■ Aim of the exercise
Every line of the records must be repeated exactly; pictures stay out.
--------------------------------
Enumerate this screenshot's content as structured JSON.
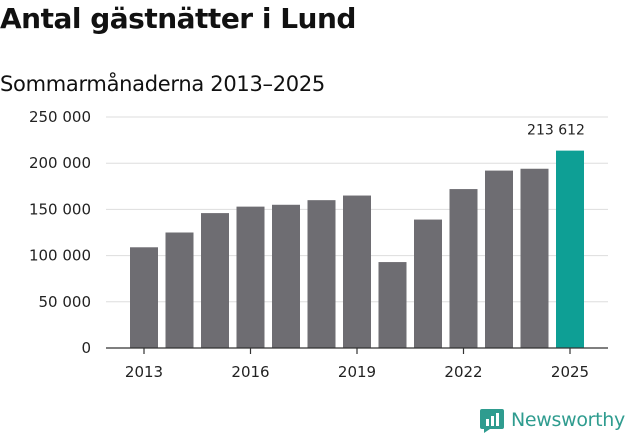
{
  "title": "Antal gästnätter i Lund",
  "subtitle": "Sommarmånaderna 2013–2025",
  "logo": {
    "text": "Newsworthy",
    "icon": "newsworthy-chart-icon",
    "color": "#2f9c8f"
  },
  "colors": {
    "bar": "#6e6d72",
    "highlight": "#0e9f95",
    "grid": "#dddddd"
  },
  "chart_data": {
    "type": "bar",
    "title": "Antal gästnätter i Lund",
    "subtitle": "Sommarmånaderna 2013–2025",
    "xlabel": "",
    "ylabel": "",
    "categories": [
      "2013",
      "2014",
      "2015",
      "2016",
      "2017",
      "2018",
      "2019",
      "2020",
      "2021",
      "2022",
      "2023",
      "2024",
      "2025"
    ],
    "values": [
      109000,
      125000,
      146000,
      153000,
      155000,
      160000,
      165000,
      93000,
      139000,
      172000,
      192000,
      194000,
      213612
    ],
    "highlight_index": 12,
    "data_labels": [
      {
        "index": 12,
        "text": "213 612"
      }
    ],
    "x_tick_labels": [
      "2013",
      "2016",
      "2019",
      "2022",
      "2025"
    ],
    "y_ticks": [
      0,
      50000,
      100000,
      150000,
      200000,
      250000
    ],
    "y_tick_labels": [
      "0",
      "50 000",
      "100 000",
      "150 000",
      "200 000",
      "250 000"
    ],
    "ylim": [
      0,
      250000
    ],
    "grid": true,
    "legend": "none"
  }
}
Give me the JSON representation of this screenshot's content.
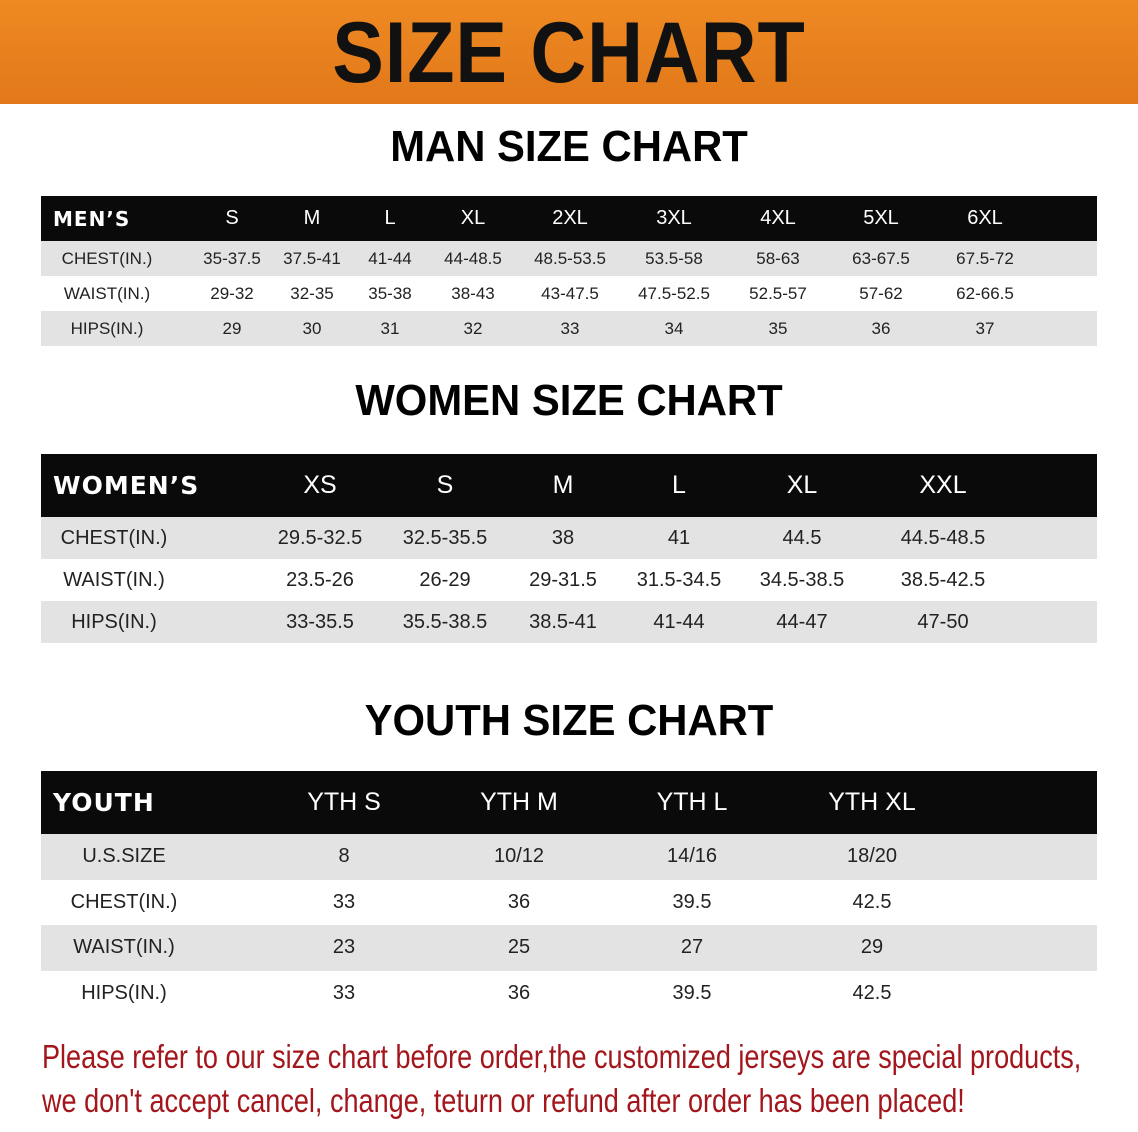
{
  "banner_title": "SIZE CHART",
  "men": {
    "title": "MAN SIZE CHART",
    "columns": [
      "MEN’S",
      "S",
      "M",
      "L",
      "XL",
      "2XL",
      "3XL",
      "4XL",
      "5XL",
      "6XL"
    ],
    "rows": [
      [
        "CHEST(IN.)",
        "35-37.5",
        "37.5-41",
        "41-44",
        "44-48.5",
        "48.5-53.5",
        "53.5-58",
        "58-63",
        "63-67.5",
        "67.5-72"
      ],
      [
        "WAIST(IN.)",
        "29-32",
        "32-35",
        "35-38",
        "38-43",
        "43-47.5",
        "47.5-52.5",
        "52.5-57",
        "57-62",
        "62-66.5"
      ],
      [
        "HIPS(IN.)",
        "29",
        "30",
        "31",
        "32",
        "33",
        "34",
        "35",
        "36",
        "37"
      ]
    ]
  },
  "women": {
    "title": "WOMEN SIZE CHART",
    "columns": [
      "WOMEN’S",
      "XS",
      "S",
      "M",
      "L",
      "XL",
      "XXL"
    ],
    "rows": [
      [
        "CHEST(IN.)",
        "29.5-32.5",
        "32.5-35.5",
        "38",
        "41",
        "44.5",
        "44.5-48.5"
      ],
      [
        "WAIST(IN.)",
        "23.5-26",
        "26-29",
        "29-31.5",
        "31.5-34.5",
        "34.5-38.5",
        "38.5-42.5"
      ],
      [
        "HIPS(IN.)",
        "33-35.5",
        "35.5-38.5",
        "38.5-41",
        "41-44",
        "44-47",
        "47-50"
      ]
    ]
  },
  "youth": {
    "title": "YOUTH SIZE CHART",
    "columns": [
      "YOUTH",
      "YTH S",
      "YTH M",
      "YTH L",
      "YTH XL"
    ],
    "rows": [
      [
        "U.S.SIZE",
        "8",
        "10/12",
        "14/16",
        "18/20"
      ],
      [
        "CHEST(IN.)",
        "33",
        "36",
        "39.5",
        "42.5"
      ],
      [
        "WAIST(IN.)",
        "23",
        "25",
        "27",
        "29"
      ],
      [
        "HIPS(IN.)",
        "33",
        "36",
        "39.5",
        "42.5"
      ]
    ]
  },
  "note": {
    "line1": "Please refer to our size chart before order,the customized jerseys are special products,",
    "line2": "we don't accept cancel, change, teturn or refund after order has been placed!"
  },
  "colors": {
    "banner": "#e8821e",
    "header": "#0a0a0a",
    "stripe": "#e3e3e3",
    "note": "#a3161c"
  }
}
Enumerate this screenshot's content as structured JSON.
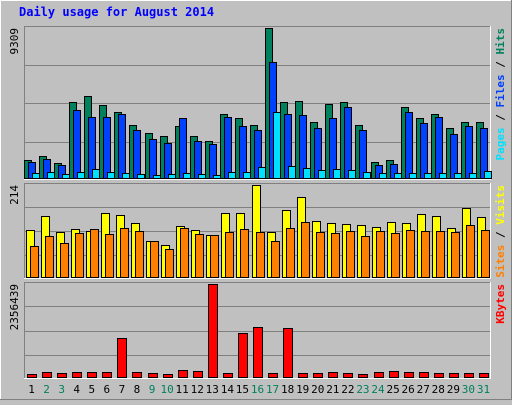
{
  "chart_data": {
    "type": "bar",
    "title": "Daily usage for August 2014",
    "categories": [
      "1",
      "2",
      "3",
      "4",
      "5",
      "6",
      "7",
      "8",
      "9",
      "10",
      "11",
      "12",
      "13",
      "14",
      "15",
      "16",
      "17",
      "18",
      "19",
      "20",
      "21",
      "22",
      "23",
      "24",
      "25",
      "26",
      "27",
      "28",
      "29",
      "30",
      "31"
    ],
    "weekend_categories": [
      "2",
      "3",
      "9",
      "10",
      "16",
      "17",
      "23",
      "24",
      "30",
      "31"
    ],
    "panels": [
      {
        "id": "pages-files-hits",
        "max_label": "9309",
        "ylim": [
          0,
          9309
        ],
        "right_label": [
          "Pages",
          "Files",
          "Hits"
        ],
        "series": [
          {
            "name": "Hits",
            "values": [
              1120,
              1380,
              900,
              4700,
              5100,
              4500,
              4100,
              3300,
              2800,
              2600,
              3200,
              2600,
              2300,
              4000,
              3700,
              3300,
              9309,
              4700,
              4800,
              3500,
              4600,
              4700,
              3300,
              1000,
              1100,
              4400,
              3700,
              4000,
              3100,
              3500,
              3500
            ]
          },
          {
            "name": "Files",
            "values": [
              980,
              1150,
              790,
              4200,
              3800,
              3800,
              4000,
              3000,
              2400,
              2150,
              3700,
              2300,
              2100,
              3800,
              3200,
              3000,
              7200,
              4000,
              3900,
              3100,
              3700,
              4400,
              3000,
              800,
              840,
              4100,
              3400,
              3800,
              2700,
              3200,
              3100
            ]
          },
          {
            "name": "Pages",
            "values": [
              290,
              370,
              270,
              370,
              540,
              370,
              300,
              230,
              210,
              240,
              290,
              250,
              210,
              380,
              380,
              670,
              4100,
              770,
              640,
              480,
              570,
              500,
              400,
              300,
              300,
              300,
              300,
              300,
              300,
              340,
              440
            ]
          }
        ]
      },
      {
        "id": "visits-sites",
        "max_label": "214",
        "ylim": [
          0,
          214
        ],
        "right_label": [
          "Sites",
          "Visits"
        ],
        "series": [
          {
            "name": "Visits",
            "values": [
              110,
              142,
              105,
              112,
              108,
              150,
              145,
              125,
              84,
              74,
              118,
              110,
              97,
              150,
              150,
              214,
              104,
              156,
              186,
              131,
              125,
              124,
              122,
              116,
              128,
              125,
              146,
              141,
              115,
              160,
              140
            ]
          },
          {
            "name": "Sites",
            "values": [
              72,
              95,
              79,
              103,
              112,
              100,
              113,
              108,
              84,
              66,
              115,
              99,
              97,
              104,
              112,
              104,
              84,
              114,
              128,
              105,
              102,
              108,
              96,
              107,
              103,
              110,
              107,
              107,
              104,
              120,
              110
            ]
          }
        ]
      },
      {
        "id": "kbytes",
        "max_label": "2356439",
        "ylim": [
          0,
          2356439
        ],
        "right_label": [
          "KBytes"
        ],
        "series": [
          {
            "name": "KBytes",
            "values": [
              70000,
              130000,
              90000,
              120000,
              130000,
              130000,
              1000000,
              130000,
              90000,
              80000,
              180000,
              150000,
              2356439,
              110000,
              1120000,
              1260000,
              90000,
              1250000,
              110000,
              110000,
              120000,
              90000,
              70000,
              120000,
              140000,
              130000,
              130000,
              90000,
              90000,
              90000,
              110000
            ]
          }
        ]
      }
    ],
    "colors": {
      "Hits": "#00805c",
      "Files": "#0040ff",
      "Pages": "#00e0ff",
      "Visits": "#ffff00",
      "Sites": "#ff8000",
      "KBytes": "#ff0000",
      "title": "#0000ff",
      "weekday_label": "#000000",
      "weekend_label": "#00805c"
    }
  }
}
--------------------------------
■ Task response
Enumerate this screenshot's content as structured JSON.
{
  "title": "Antal gästnätter i Lund",
  "subtitle": "Sommarmånaderna 2013–2025",
  "logo": {
    "text": "Newsworthy",
    "icon": "newsworthy-chart-icon",
    "color": "#2f9c8f"
  },
  "colors": {
    "bar": "#6e6d72",
    "highlight": "#0e9f95",
    "grid": "#dddddd"
  },
  "chart_data": {
    "type": "bar",
    "title": "Antal gästnätter i Lund",
    "subtitle": "Sommarmånaderna 2013–2025",
    "xlabel": "",
    "ylabel": "",
    "categories": [
      "2013",
      "2014",
      "2015",
      "2016",
      "2017",
      "2018",
      "2019",
      "2020",
      "2021",
      "2022",
      "2023",
      "2024",
      "2025"
    ],
    "values": [
      109000,
      125000,
      146000,
      153000,
      155000,
      160000,
      165000,
      93000,
      139000,
      172000,
      192000,
      194000,
      213612
    ],
    "highlight_index": 12,
    "data_labels": [
      {
        "index": 12,
        "text": "213 612"
      }
    ],
    "x_tick_labels": [
      "2013",
      "2016",
      "2019",
      "2022",
      "2025"
    ],
    "y_ticks": [
      0,
      50000,
      100000,
      150000,
      200000,
      250000
    ],
    "y_tick_labels": [
      "0",
      "50 000",
      "100 000",
      "150 000",
      "200 000",
      "250 000"
    ],
    "ylim": [
      0,
      250000
    ],
    "grid": true,
    "legend": "none"
  }
}
Give me the JSON representation of this screenshot's content.
{
  "banner_title": "SIZE CHART",
  "men": {
    "title": "MAN SIZE CHART",
    "columns": [
      "MEN’S",
      "S",
      "M",
      "L",
      "XL",
      "2XL",
      "3XL",
      "4XL",
      "5XL",
      "6XL"
    ],
    "rows": [
      [
        "CHEST(IN.)",
        "35-37.5",
        "37.5-41",
        "41-44",
        "44-48.5",
        "48.5-53.5",
        "53.5-58",
        "58-63",
        "63-67.5",
        "67.5-72"
      ],
      [
        "WAIST(IN.)",
        "29-32",
        "32-35",
        "35-38",
        "38-43",
        "43-47.5",
        "47.5-52.5",
        "52.5-57",
        "57-62",
        "62-66.5"
      ],
      [
        "HIPS(IN.)",
        "29",
        "30",
        "31",
        "32",
        "33",
        "34",
        "35",
        "36",
        "37"
      ]
    ]
  },
  "women": {
    "title": "WOMEN SIZE CHART",
    "columns": [
      "WOMEN’S",
      "XS",
      "S",
      "M",
      "L",
      "XL",
      "XXL"
    ],
    "rows": [
      [
        "CHEST(IN.)",
        "29.5-32.5",
        "32.5-35.5",
        "38",
        "41",
        "44.5",
        "44.5-48.5"
      ],
      [
        "WAIST(IN.)",
        "23.5-26",
        "26-29",
        "29-31.5",
        "31.5-34.5",
        "34.5-38.5",
        "38.5-42.5"
      ],
      [
        "HIPS(IN.)",
        "33-35.5",
        "35.5-38.5",
        "38.5-41",
        "41-44",
        "44-47",
        "47-50"
      ]
    ]
  },
  "youth": {
    "title": "YOUTH SIZE CHART",
    "columns": [
      "YOUTH",
      "YTH S",
      "YTH M",
      "YTH L",
      "YTH XL"
    ],
    "rows": [
      [
        "U.S.SIZE",
        "8",
        "10/12",
        "14/16",
        "18/20"
      ],
      [
        "CHEST(IN.)",
        "33",
        "36",
        "39.5",
        "42.5"
      ],
      [
        "WAIST(IN.)",
        "23",
        "25",
        "27",
        "29"
      ],
      [
        "HIPS(IN.)",
        "33",
        "36",
        "39.5",
        "42.5"
      ]
    ]
  },
  "note": {
    "line1": "Please refer to our size chart before order,the customized jerseys are special products,",
    "line2": "we don't accept cancel, change, teturn or refund after order has been placed!"
  },
  "colors": {
    "banner": "#e8821e",
    "header": "#0a0a0a",
    "stripe": "#e3e3e3",
    "note": "#a3161c"
  }
}
Enumerate this screenshot's content as structured JSON.
{
  "chart_data": {
    "type": "bar",
    "title": "Daily usage for August 2014",
    "categories": [
      "1",
      "2",
      "3",
      "4",
      "5",
      "6",
      "7",
      "8",
      "9",
      "10",
      "11",
      "12",
      "13",
      "14",
      "15",
      "16",
      "17",
      "18",
      "19",
      "20",
      "21",
      "22",
      "23",
      "24",
      "25",
      "26",
      "27",
      "28",
      "29",
      "30",
      "31"
    ],
    "weekend_categories": [
      "2",
      "3",
      "9",
      "10",
      "16",
      "17",
      "23",
      "24",
      "30",
      "31"
    ],
    "panels": [
      {
        "id": "pages-files-hits",
        "max_label": "9309",
        "ylim": [
          0,
          9309
        ],
        "right_label": [
          "Pages",
          "Files",
          "Hits"
        ],
        "series": [
          {
            "name": "Hits",
            "values": [
              1120,
              1380,
              900,
              4700,
              5100,
              4500,
              4100,
              3300,
              2800,
              2600,
              3200,
              2600,
              2300,
              4000,
              3700,
              3300,
              9309,
              4700,
              4800,
              3500,
              4600,
              4700,
              3300,
              1000,
              1100,
              4400,
              3700,
              4000,
              3100,
              3500,
              3500
            ]
          },
          {
            "name": "Files",
            "values": [
              980,
              1150,
              790,
              4200,
              3800,
              3800,
              4000,
              3000,
              2400,
              2150,
              3700,
              2300,
              2100,
              3800,
              3200,
              3000,
              7200,
              4000,
              3900,
              3100,
              3700,
              4400,
              3000,
              800,
              840,
              4100,
              3400,
              3800,
              2700,
              3200,
              3100
            ]
          },
          {
            "name": "Pages",
            "values": [
              290,
              370,
              270,
              370,
              540,
              370,
              300,
              230,
              210,
              240,
              290,
              250,
              210,
              380,
              380,
              670,
              4100,
              770,
              640,
              480,
              570,
              500,
              400,
              300,
              300,
              300,
              300,
              300,
              300,
              340,
              440
            ]
          }
        ]
      },
      {
        "id": "visits-sites",
        "max_label": "214",
        "ylim": [
          0,
          214
        ],
        "right_label": [
          "Sites",
          "Visits"
        ],
        "series": [
          {
            "name": "Visits",
            "values": [
              110,
              142,
              105,
              112,
              108,
              150,
              145,
              125,
              84,
              74,
              118,
              110,
              97,
              150,
              150,
              214,
              104,
              156,
              186,
              131,
              125,
              124,
              122,
              116,
              128,
              125,
              146,
              141,
              115,
              160,
              140
            ]
          },
          {
            "name": "Sites",
            "values": [
              72,
              95,
              79,
              103,
              112,
              100,
              113,
              108,
              84,
              66,
              115,
              99,
              97,
              104,
              112,
              104,
              84,
              114,
              128,
              105,
              102,
              108,
              96,
              107,
              103,
              110,
              107,
              107,
              104,
              120,
              110
            ]
          }
        ]
      },
      {
        "id": "kbytes",
        "max_label": "2356439",
        "ylim": [
          0,
          2356439
        ],
        "right_label": [
          "KBytes"
        ],
        "series": [
          {
            "name": "KBytes",
            "values": [
              70000,
              130000,
              90000,
              120000,
              130000,
              130000,
              1000000,
              130000,
              90000,
              80000,
              180000,
              150000,
              2356439,
              110000,
              1120000,
              1260000,
              90000,
              1250000,
              110000,
              110000,
              120000,
              90000,
              70000,
              120000,
              140000,
              130000,
              130000,
              90000,
              90000,
              90000,
              110000
            ]
          }
        ]
      }
    ],
    "colors": {
      "Hits": "#00805c",
      "Files": "#0040ff",
      "Pages": "#00e0ff",
      "Visits": "#ffff00",
      "Sites": "#ff8000",
      "KBytes": "#ff0000",
      "title": "#0000ff",
      "weekday_label": "#000000",
      "weekend_label": "#00805c"
    }
  }
}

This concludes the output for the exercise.